##### Excerpted passage
Bad mood now.
Interesting day for sure. But greatly disappointing ...
ALL ABOUT ROLANDCousin Roland was by today, here at Mom's. But instead of taking me out for a drive as had been implied when he first called back at my apartment, we sat around chatting mostly in Mom's country kitchen .... later. briefly in the living room. Really, Roland spent just as much time talking with Mom as he did with me, which would have been great at another time, if we did not have so many things to discuss, issues to address, catching up to do.
I had suspected somehow from when he first called that there was something going on. That he had someone special in his life. Don't know how I knew, but it was just a feeling that I had. This was confirmed today, later on, when Mom was talking to a cousin at the door. In hushed tones, Roland told me that he had been seeing someone named Kieran since December of last year, living with him since January ... Little Rollie, happy at last ...?!
I have not been with anybody in three years. Not had a date since I lived in Toronto, and not even in that last year. Honestly, unless a miracle happens I do not think I will have LOVE or even sex EVER AGAIN!
Now, in retrospect, things about this visit would suggest that maybe Roland simply wanted to rub my face in it. For instance, for the brief few moments we were alone and able to speak more intimately, he began: "Did I tell you I had been in California for seven days ...?" Apparently, he had visited last October - alone.
California had been my dream - maybe OUR dream, possibly. Like the toys on my childhood Xmas wish list that had been too expensive for my single Mom to get me, but reality stocking stuffers for Roland come December 25th, my cousin took another one of my dreams. Packaged it as his own. Only the really shrewd would have seen the crafty little trick. My Mom thinks it was a great, innocent little visit ...
##########
Challenge: Reproduce the entry about Roland's visit in full, word for word. The records have no connection to the entry about Roland's visit.
##### Dataset records
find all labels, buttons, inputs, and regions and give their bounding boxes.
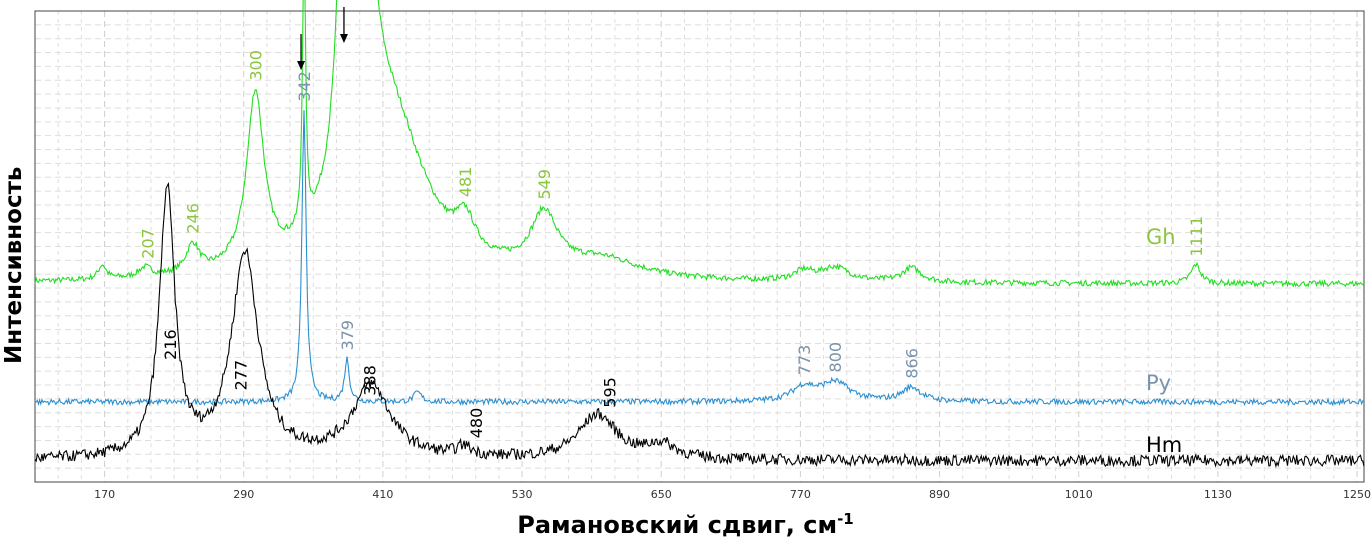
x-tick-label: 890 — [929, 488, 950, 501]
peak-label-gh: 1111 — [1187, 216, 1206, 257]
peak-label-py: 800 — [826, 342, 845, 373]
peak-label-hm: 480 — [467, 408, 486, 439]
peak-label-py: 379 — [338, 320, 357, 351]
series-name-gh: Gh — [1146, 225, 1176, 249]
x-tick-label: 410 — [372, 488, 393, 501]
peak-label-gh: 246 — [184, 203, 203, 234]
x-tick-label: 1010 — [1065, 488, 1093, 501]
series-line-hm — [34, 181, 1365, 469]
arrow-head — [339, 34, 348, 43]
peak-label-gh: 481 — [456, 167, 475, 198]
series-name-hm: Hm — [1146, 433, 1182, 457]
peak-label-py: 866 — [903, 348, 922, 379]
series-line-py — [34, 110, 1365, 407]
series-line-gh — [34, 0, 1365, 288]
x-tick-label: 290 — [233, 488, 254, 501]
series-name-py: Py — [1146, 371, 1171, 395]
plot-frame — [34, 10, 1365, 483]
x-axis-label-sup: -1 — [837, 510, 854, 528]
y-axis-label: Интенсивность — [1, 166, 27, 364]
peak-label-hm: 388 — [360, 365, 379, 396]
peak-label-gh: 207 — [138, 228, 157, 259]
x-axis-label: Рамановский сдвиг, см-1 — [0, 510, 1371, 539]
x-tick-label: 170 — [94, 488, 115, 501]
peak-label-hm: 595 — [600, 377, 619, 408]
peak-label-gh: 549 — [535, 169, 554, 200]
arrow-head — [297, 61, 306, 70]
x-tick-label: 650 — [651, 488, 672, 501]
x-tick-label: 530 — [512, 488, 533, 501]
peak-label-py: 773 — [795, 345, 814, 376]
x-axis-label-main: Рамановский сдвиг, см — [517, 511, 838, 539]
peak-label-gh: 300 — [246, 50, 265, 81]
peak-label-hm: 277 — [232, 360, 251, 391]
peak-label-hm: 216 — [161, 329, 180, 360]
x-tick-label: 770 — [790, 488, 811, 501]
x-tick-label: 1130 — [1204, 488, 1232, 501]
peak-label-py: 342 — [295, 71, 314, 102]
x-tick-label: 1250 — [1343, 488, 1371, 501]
##########
Exercise result:
Bad mood now.
Interesting day for sure. But greatly disappointing ...
ALL ABOUT ROLANDCousin Roland was by today, here at Mom's. But instead of taking me out for a drive as had been implied when he first called back at my apartment, we sat around chatting mostly in Mom's country kitchen .... later. briefly in the living room. Really, Roland spent just as much time talking with Mom as he did with me, which would have been great at another time, if we did not have so many things to discuss, issues to address, catching up to do.
I had suspected somehow from when he first called that there was something going on. That he had someone special in his life. Don't know how I knew, but it was just a feeling that I had. This was confirmed today, later on, when Mom was talking to a cousin at the door. In hushed tones, Roland told me that he had been seeing someone named Kieran since December of last year, living with him since January ... Little Rollie, happy at last ...?!
I have not been with anybody in three years. Not had a date since I lived in Toronto, and not even in that last year. Honestly, unless a miracle happens I do not think I will have LOVE or even sex EVER AGAIN!
Now, in retrospect, things about this visit would suggest that maybe Roland simply wanted to rub my face in it. For instance, for the brief few moments we were alone and able to speak more intimately, he began: "Did I tell you I had been in California for seven days ...?" Apparently, he had visited last October - alone.
California had been my dream - maybe OUR dream, possibly. Like the toys on my childhood Xmas wish list that had been too expensive for my single Mom to get me, but reality stocking stuffers for Roland come December 25th, my cousin took another one of my dreams. Packaged it as his own. Only the really shrewd would have seen the crafty little trick. My Mom thinks it was a great, innocent little visit ...